● EXTRACTED MATERIAL:
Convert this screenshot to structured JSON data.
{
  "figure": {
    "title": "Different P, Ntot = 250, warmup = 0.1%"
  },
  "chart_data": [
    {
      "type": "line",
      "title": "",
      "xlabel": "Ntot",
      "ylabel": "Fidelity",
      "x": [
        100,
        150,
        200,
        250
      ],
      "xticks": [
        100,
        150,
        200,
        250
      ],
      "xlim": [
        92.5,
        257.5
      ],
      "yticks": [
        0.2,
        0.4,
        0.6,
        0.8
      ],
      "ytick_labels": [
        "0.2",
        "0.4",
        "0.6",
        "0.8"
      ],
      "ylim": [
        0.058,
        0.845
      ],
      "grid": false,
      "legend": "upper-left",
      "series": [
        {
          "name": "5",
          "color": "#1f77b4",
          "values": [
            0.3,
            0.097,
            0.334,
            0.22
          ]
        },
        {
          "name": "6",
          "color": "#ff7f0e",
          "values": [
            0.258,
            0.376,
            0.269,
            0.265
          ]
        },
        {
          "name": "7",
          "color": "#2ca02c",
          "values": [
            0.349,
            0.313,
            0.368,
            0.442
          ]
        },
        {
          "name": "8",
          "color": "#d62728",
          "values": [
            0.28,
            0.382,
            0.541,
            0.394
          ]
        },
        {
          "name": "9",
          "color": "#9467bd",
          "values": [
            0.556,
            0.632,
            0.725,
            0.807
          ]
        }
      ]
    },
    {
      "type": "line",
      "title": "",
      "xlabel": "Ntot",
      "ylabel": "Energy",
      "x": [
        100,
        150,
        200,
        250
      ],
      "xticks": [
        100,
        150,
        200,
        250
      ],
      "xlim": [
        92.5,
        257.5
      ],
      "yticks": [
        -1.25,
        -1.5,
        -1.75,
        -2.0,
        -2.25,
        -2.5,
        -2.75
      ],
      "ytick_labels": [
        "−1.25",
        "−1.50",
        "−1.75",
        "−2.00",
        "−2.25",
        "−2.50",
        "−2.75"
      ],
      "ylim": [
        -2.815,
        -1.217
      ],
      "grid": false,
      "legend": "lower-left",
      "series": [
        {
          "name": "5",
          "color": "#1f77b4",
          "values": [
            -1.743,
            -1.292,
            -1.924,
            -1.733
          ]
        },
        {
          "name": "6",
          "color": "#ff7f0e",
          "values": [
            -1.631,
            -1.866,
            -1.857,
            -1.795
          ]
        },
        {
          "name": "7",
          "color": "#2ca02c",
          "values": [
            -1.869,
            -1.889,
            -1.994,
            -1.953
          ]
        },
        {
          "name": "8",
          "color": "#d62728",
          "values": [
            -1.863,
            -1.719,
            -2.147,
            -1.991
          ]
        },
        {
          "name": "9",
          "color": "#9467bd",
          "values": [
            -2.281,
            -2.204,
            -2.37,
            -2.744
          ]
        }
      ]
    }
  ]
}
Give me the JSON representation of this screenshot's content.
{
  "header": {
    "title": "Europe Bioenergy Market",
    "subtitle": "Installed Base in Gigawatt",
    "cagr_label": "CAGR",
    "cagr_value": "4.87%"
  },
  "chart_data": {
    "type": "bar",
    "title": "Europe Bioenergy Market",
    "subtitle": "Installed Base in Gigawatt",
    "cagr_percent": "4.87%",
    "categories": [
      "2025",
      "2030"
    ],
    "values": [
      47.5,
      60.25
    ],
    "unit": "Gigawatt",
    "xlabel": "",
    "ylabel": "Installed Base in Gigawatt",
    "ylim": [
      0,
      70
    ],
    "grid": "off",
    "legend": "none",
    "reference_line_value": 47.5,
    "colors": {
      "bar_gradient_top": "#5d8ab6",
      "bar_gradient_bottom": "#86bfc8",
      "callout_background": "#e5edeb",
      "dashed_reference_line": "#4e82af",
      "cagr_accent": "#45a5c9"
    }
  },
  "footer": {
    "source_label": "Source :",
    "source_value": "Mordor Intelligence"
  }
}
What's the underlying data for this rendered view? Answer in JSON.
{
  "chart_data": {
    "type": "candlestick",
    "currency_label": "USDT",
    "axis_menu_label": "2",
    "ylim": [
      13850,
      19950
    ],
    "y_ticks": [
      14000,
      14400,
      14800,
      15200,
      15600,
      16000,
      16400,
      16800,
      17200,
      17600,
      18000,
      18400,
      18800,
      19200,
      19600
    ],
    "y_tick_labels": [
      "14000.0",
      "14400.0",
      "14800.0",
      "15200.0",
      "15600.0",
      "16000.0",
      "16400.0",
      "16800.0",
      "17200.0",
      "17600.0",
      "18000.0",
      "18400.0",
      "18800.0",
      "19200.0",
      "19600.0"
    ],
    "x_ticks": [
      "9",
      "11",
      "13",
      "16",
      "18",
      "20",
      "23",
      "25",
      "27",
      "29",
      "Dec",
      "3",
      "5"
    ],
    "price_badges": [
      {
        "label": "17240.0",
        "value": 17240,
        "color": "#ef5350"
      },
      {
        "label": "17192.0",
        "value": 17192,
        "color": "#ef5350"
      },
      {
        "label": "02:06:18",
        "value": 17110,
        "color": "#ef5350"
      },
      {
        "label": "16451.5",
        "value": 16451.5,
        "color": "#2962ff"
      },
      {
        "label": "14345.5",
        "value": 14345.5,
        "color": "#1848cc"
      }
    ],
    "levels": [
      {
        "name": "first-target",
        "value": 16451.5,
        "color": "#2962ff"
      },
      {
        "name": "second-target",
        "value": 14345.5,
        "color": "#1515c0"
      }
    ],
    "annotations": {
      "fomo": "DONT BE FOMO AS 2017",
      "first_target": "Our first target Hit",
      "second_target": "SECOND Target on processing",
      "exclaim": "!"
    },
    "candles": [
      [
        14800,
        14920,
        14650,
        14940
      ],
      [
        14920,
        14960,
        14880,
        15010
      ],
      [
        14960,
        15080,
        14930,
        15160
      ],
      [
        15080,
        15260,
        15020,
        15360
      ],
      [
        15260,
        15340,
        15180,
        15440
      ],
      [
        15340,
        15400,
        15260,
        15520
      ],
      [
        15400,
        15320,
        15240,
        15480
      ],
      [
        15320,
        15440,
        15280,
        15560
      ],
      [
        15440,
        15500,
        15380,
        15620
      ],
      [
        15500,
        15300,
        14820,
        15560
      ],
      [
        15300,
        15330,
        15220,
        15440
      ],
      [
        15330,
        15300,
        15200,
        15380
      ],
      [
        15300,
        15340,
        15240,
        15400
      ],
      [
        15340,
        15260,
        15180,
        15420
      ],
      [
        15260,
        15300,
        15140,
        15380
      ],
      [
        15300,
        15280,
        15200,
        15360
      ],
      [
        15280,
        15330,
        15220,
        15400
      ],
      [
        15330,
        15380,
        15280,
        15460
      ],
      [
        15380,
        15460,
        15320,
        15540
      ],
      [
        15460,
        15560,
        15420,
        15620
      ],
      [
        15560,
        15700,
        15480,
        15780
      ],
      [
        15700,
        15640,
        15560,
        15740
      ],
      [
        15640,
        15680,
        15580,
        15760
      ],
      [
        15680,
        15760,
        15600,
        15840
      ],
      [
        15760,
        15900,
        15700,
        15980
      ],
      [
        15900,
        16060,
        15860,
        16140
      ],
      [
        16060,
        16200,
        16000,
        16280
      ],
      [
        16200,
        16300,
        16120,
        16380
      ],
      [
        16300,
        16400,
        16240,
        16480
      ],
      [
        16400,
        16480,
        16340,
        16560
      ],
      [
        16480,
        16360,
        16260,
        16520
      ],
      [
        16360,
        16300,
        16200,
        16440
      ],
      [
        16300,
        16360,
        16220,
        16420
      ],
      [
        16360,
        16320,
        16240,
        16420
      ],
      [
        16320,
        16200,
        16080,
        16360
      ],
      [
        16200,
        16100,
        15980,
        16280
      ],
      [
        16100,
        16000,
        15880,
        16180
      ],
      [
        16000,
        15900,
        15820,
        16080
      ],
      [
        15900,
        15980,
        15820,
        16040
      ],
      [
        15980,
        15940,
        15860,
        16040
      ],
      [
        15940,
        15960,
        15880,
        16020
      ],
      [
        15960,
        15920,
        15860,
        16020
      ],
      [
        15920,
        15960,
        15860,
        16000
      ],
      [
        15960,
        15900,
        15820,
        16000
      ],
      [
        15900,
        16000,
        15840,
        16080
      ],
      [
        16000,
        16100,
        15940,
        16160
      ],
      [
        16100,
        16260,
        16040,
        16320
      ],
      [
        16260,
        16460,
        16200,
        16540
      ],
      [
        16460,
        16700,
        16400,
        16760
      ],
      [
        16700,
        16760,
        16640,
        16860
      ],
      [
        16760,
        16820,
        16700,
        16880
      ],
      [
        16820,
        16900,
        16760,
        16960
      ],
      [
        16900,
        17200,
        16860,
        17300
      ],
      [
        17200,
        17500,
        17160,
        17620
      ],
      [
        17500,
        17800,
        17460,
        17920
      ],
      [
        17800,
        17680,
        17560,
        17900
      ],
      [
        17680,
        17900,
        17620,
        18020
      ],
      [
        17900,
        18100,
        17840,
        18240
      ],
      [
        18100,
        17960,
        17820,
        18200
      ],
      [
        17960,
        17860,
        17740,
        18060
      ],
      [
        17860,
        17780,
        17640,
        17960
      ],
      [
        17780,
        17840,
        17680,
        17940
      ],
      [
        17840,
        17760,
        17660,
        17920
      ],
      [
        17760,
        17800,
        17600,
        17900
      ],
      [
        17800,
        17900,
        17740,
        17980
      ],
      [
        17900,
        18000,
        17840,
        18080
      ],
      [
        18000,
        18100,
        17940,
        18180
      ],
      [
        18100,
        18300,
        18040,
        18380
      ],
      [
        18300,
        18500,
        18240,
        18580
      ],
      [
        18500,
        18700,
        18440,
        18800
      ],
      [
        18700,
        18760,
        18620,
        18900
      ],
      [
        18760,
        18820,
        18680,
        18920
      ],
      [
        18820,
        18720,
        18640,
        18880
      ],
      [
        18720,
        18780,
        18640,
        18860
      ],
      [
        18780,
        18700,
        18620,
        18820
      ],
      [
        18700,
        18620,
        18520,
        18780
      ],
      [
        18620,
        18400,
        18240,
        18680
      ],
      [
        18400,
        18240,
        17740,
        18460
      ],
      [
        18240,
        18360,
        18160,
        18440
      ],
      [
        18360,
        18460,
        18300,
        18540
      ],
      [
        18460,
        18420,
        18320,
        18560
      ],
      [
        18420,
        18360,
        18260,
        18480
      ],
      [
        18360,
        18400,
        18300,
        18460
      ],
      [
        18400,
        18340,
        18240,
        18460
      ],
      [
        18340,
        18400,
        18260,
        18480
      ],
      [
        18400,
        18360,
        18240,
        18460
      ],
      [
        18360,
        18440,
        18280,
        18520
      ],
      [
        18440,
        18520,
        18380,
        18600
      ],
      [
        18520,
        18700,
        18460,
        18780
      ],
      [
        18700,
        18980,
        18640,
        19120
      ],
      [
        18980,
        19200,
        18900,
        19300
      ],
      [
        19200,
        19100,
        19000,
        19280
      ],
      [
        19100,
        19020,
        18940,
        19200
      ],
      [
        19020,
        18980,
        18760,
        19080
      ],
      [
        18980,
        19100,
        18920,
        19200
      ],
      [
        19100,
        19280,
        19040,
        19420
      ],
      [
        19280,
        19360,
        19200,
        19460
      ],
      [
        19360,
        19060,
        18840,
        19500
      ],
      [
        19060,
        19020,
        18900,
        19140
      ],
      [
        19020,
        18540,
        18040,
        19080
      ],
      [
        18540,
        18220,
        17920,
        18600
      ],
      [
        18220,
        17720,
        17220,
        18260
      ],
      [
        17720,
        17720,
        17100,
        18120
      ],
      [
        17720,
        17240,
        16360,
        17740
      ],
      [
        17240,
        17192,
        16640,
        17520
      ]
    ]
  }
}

● WHAT YOU ARE ASKED TO DO:
Show, from the listing above, each line that contains the word "Gigawatt".

● SOLUTION BELOW:
    "subtitle": "Installed Base in Gigawatt",
    "subtitle": "Installed Base in Gigawatt",
    "unit": "Gigawatt",
    "ylabel": "Installed Base in Gigawatt",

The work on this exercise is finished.